Extract the complete data exactly as given.

(Rows from a figure dataset)
▼▼▼

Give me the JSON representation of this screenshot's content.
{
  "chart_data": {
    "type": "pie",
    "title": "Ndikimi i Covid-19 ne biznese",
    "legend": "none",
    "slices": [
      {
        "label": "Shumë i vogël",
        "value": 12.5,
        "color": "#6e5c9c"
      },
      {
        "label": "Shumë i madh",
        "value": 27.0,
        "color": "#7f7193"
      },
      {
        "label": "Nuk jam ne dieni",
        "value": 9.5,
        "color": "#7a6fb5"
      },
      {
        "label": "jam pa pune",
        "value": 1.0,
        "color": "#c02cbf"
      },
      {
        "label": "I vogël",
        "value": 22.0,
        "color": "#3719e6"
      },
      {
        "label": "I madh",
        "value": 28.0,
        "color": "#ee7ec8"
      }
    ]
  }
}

▲▲▲

- **Task response**:
Give me the JSON representation of this screenshot's content.
{
  "chart_data": {
    "type": "pie",
    "title": "Ndikimi i Covid-19 ne biznese",
    "legend": "none",
    "slices": [
      {
        "label": "Shumë i vogël",
        "value": 12.5,
        "color": "#6e5c9c"
      },
      {
        "label": "Shumë i madh",
        "value": 27.0,
        "color": "#7f7193"
      },
      {
        "label": "Nuk jam ne dieni",
        "value": 9.5,
        "color": "#7a6fb5"
      },
      {
        "label": "jam pa pune",
        "value": 1.0,
        "color": "#c02cbf"
      },
      {
        "label": "I vogël",
        "value": 22.0,
        "color": "#3719e6"
      },
      {
        "label": "I madh",
        "value": 28.0,
        "color": "#ee7ec8"
      }
    ]
  }
}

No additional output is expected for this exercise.